--- Your goal ---
Write out the listing below exactly, and omit any images you find in it.

--- Task inputs ---
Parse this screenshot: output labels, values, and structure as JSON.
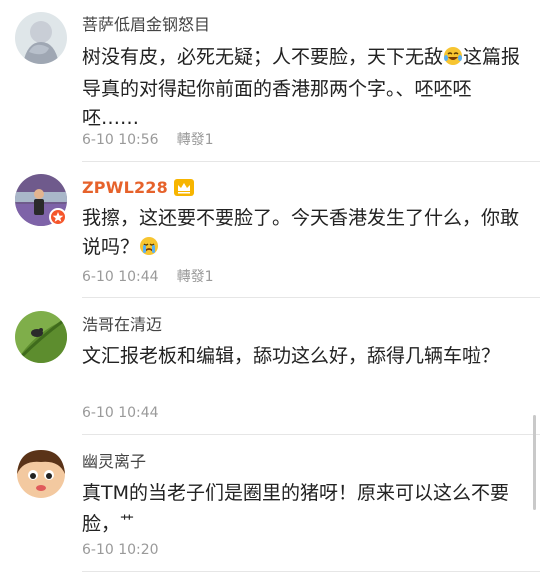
{
  "comments": [
    {
      "username": "菩萨低眉金钢怒目",
      "text": "树没有皮，必死无疑；人不要脸，天下无敌",
      "text_after_emoji": "这篇报导真的对得起你前面的香港那两个字。、呸呸呸呸……",
      "emoji": "laughing-tears-emoji",
      "time": "6-10 10:56",
      "repost": "轉發1"
    },
    {
      "username": "ZPWL228",
      "text": "我擦，这还要不要脸了。今天香港发生了什么，你敢说吗？",
      "emoji": "crying-face-emoji",
      "time": "6-10 10:44",
      "repost": "轉發1",
      "vip": true,
      "vip_badge": "crown-icon",
      "verified_badge": "star-badge-icon"
    },
    {
      "username": "浩哥在清迈",
      "text": "文汇报老板和编辑，舔功这么好，舔得几辆车啦？",
      "time": "6-10 10:44"
    },
    {
      "username": "幽灵离子",
      "text": "真TM的当老子们是圈里的猪呀！原来可以这么不要脸，",
      "text_suffix": "艹",
      "time": "6-10 10:20"
    }
  ],
  "colors": {
    "username": "#444444",
    "vip_username": "#e6622b",
    "meta": "#9a9a9a",
    "divider": "#e6e6e6"
  }
}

--- The completed task ---
Parse this screenshot: output labels, values, and structure as JSON.
{
  "comments": [
    {
      "username": "菩萨低眉金钢怒目",
      "text": "树没有皮，必死无疑；人不要脸，天下无敌",
      "text_after_emoji": "这篇报导真的对得起你前面的香港那两个字。、呸呸呸呸……",
      "emoji": "laughing-tears-emoji",
      "time": "6-10 10:56",
      "repost": "轉發1"
    },
    {
      "username": "ZPWL228",
      "text": "我擦，这还要不要脸了。今天香港发生了什么，你敢说吗？",
      "emoji": "crying-face-emoji",
      "time": "6-10 10:44",
      "repost": "轉發1",
      "vip": true,
      "vip_badge": "crown-icon",
      "verified_badge": "star-badge-icon"
    },
    {
      "username": "浩哥在清迈",
      "text": "文汇报老板和编辑，舔功这么好，舔得几辆车啦？",
      "time": "6-10 10:44"
    },
    {
      "username": "幽灵离子",
      "text": "真TM的当老子们是圈里的猪呀！原来可以这么不要脸，",
      "text_suffix": "艹",
      "time": "6-10 10:20"
    }
  ],
  "colors": {
    "username": "#444444",
    "vip_username": "#e6622b",
    "meta": "#9a9a9a",
    "divider": "#e6e6e6"
  }
}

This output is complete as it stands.